[TO BE DONE]: Every line below that includes "JSON" counts toward the total. Report that total alone.

[Figure record listings]
• • •

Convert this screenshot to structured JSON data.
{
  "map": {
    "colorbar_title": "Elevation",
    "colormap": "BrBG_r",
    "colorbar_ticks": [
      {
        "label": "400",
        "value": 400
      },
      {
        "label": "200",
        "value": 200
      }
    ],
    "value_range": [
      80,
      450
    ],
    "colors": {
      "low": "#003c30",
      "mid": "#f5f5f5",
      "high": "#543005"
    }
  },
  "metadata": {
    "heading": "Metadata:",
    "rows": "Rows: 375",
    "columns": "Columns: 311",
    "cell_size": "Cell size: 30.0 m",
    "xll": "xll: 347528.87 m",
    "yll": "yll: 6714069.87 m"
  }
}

• • •

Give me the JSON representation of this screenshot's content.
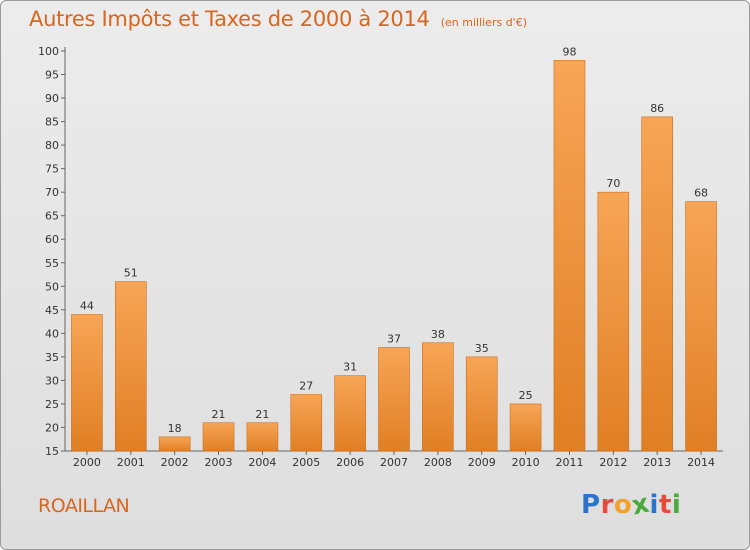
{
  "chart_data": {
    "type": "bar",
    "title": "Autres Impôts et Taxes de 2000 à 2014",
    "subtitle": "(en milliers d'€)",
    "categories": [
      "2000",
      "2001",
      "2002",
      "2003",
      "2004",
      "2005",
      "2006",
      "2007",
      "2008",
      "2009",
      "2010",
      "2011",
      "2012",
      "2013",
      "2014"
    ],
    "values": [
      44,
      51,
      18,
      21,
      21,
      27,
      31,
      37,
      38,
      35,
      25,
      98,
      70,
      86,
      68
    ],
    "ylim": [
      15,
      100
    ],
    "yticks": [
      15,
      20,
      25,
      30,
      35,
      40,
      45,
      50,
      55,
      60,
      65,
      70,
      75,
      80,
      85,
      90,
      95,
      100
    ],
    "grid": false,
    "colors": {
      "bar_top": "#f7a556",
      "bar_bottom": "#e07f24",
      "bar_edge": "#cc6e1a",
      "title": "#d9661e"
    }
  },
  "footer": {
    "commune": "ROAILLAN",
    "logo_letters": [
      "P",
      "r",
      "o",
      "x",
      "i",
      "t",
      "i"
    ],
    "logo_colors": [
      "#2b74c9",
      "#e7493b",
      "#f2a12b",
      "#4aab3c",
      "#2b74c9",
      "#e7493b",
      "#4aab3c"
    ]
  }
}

• • •

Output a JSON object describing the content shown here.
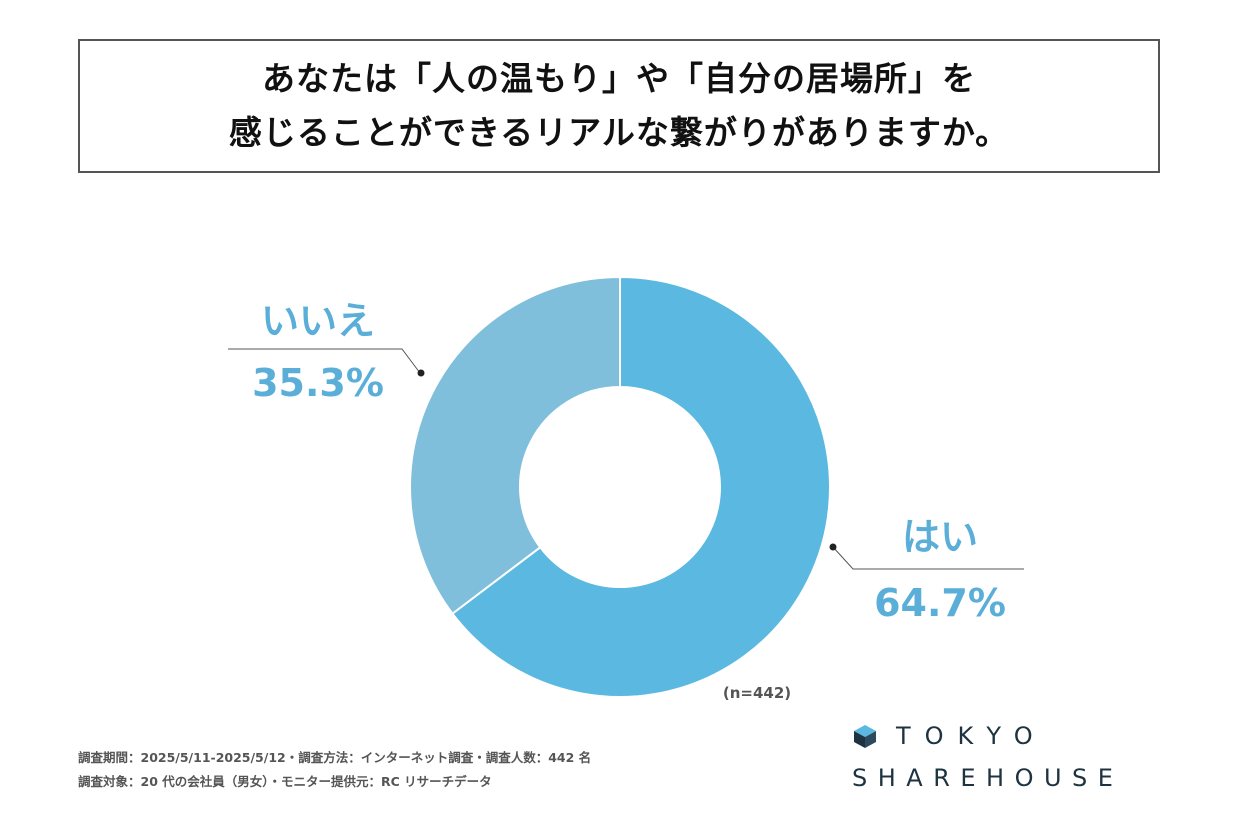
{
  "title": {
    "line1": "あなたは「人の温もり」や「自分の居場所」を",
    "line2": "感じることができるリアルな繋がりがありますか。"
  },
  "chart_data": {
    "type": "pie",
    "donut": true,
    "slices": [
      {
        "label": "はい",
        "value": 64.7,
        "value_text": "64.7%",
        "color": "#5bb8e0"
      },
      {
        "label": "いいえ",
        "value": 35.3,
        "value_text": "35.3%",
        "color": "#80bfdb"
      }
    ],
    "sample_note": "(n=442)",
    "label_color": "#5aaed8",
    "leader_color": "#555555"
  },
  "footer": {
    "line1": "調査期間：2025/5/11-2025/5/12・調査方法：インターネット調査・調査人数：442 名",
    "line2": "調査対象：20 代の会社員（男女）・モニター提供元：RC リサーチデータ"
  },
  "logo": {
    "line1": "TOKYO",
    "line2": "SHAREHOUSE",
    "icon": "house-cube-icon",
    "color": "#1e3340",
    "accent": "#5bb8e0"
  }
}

• • •

[TASK RESPONSE]: 3